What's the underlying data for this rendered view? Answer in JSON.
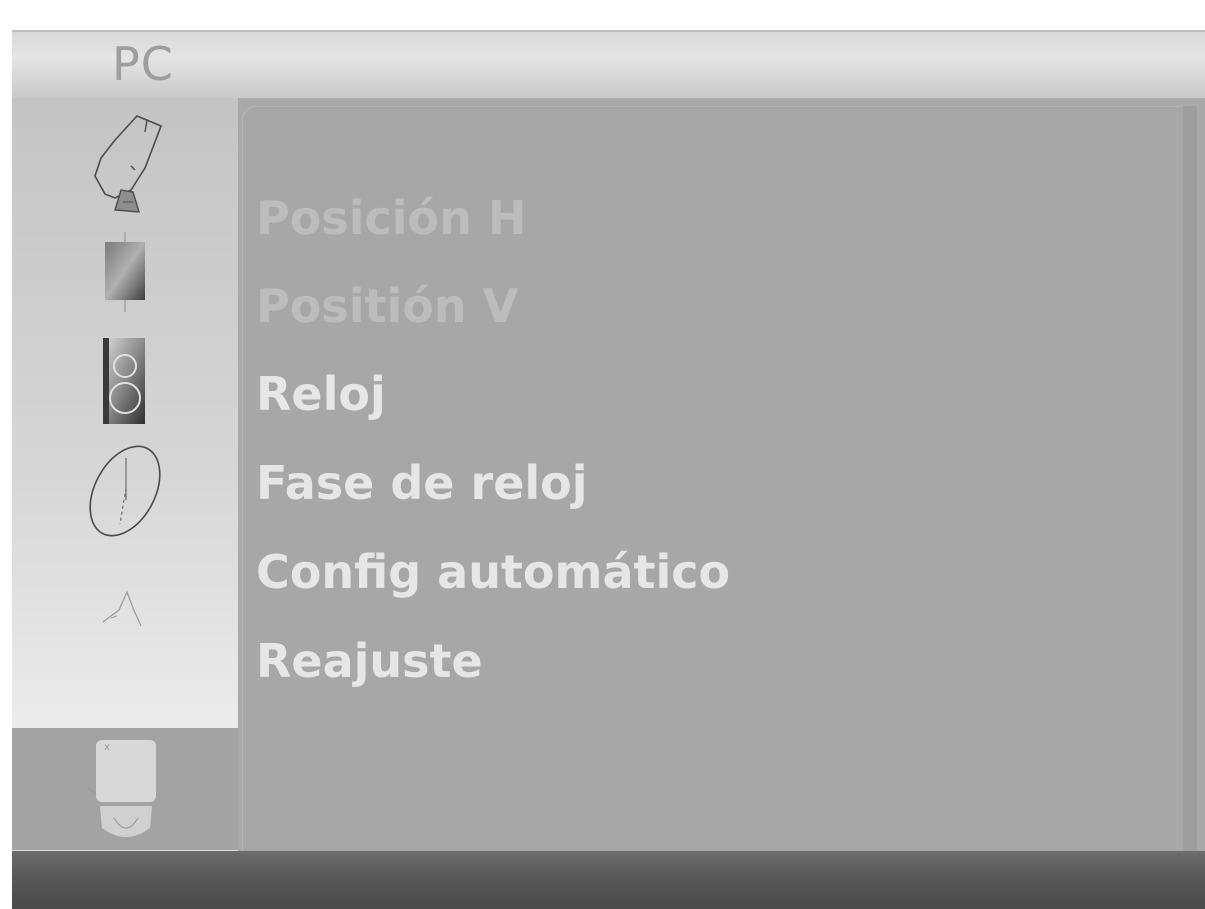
{
  "header": {
    "title": "PC"
  },
  "sidebar": {
    "items": [
      {
        "icon": "satellite-dish-icon",
        "selected": false
      },
      {
        "icon": "picture-square-icon",
        "selected": false
      },
      {
        "icon": "sound-speaker-icon",
        "selected": false
      },
      {
        "icon": "clock-time-icon",
        "selected": false
      },
      {
        "icon": "special-option-icon",
        "selected": false
      },
      {
        "icon": "pc-monitor-icon",
        "selected": true
      }
    ]
  },
  "menu": {
    "items": [
      {
        "label": "Posición H",
        "state": "disabled"
      },
      {
        "label": "Positión V",
        "state": "disabled"
      },
      {
        "label": "Reloj",
        "state": "enabled"
      },
      {
        "label": "Fase de reloj",
        "state": "enabled"
      },
      {
        "label": "Config automático",
        "state": "enabled"
      },
      {
        "label": "Reajuste",
        "state": "enabled"
      }
    ]
  },
  "colors": {
    "panel_background": "#a9a9a9",
    "title_bar": "#dcdcdc",
    "disabled_text": "#bcbcbc",
    "enabled_text": "#e6e6e6",
    "bottom_bar": "#5a5a5a"
  }
}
────────────────────────────────────────
Pictures stay out; repeat all the rest of the records exactly.

» TASK ANSWER:
What's the underlying data for this rendered view? Answer in JSON.
{
  "header": {
    "title": "PC"
  },
  "sidebar": {
    "items": [
      {
        "icon": "satellite-dish-icon",
        "selected": false
      },
      {
        "icon": "picture-square-icon",
        "selected": false
      },
      {
        "icon": "sound-speaker-icon",
        "selected": false
      },
      {
        "icon": "clock-time-icon",
        "selected": false
      },
      {
        "icon": "special-option-icon",
        "selected": false
      },
      {
        "icon": "pc-monitor-icon",
        "selected": true
      }
    ]
  },
  "menu": {
    "items": [
      {
        "label": "Posición H",
        "state": "disabled"
      },
      {
        "label": "Positión V",
        "state": "disabled"
      },
      {
        "label": "Reloj",
        "state": "enabled"
      },
      {
        "label": "Fase de reloj",
        "state": "enabled"
      },
      {
        "label": "Config automático",
        "state": "enabled"
      },
      {
        "label": "Reajuste",
        "state": "enabled"
      }
    ]
  },
  "colors": {
    "panel_background": "#a9a9a9",
    "title_bar": "#dcdcdc",
    "disabled_text": "#bcbcbc",
    "enabled_text": "#e6e6e6",
    "bottom_bar": "#5a5a5a"
  }
}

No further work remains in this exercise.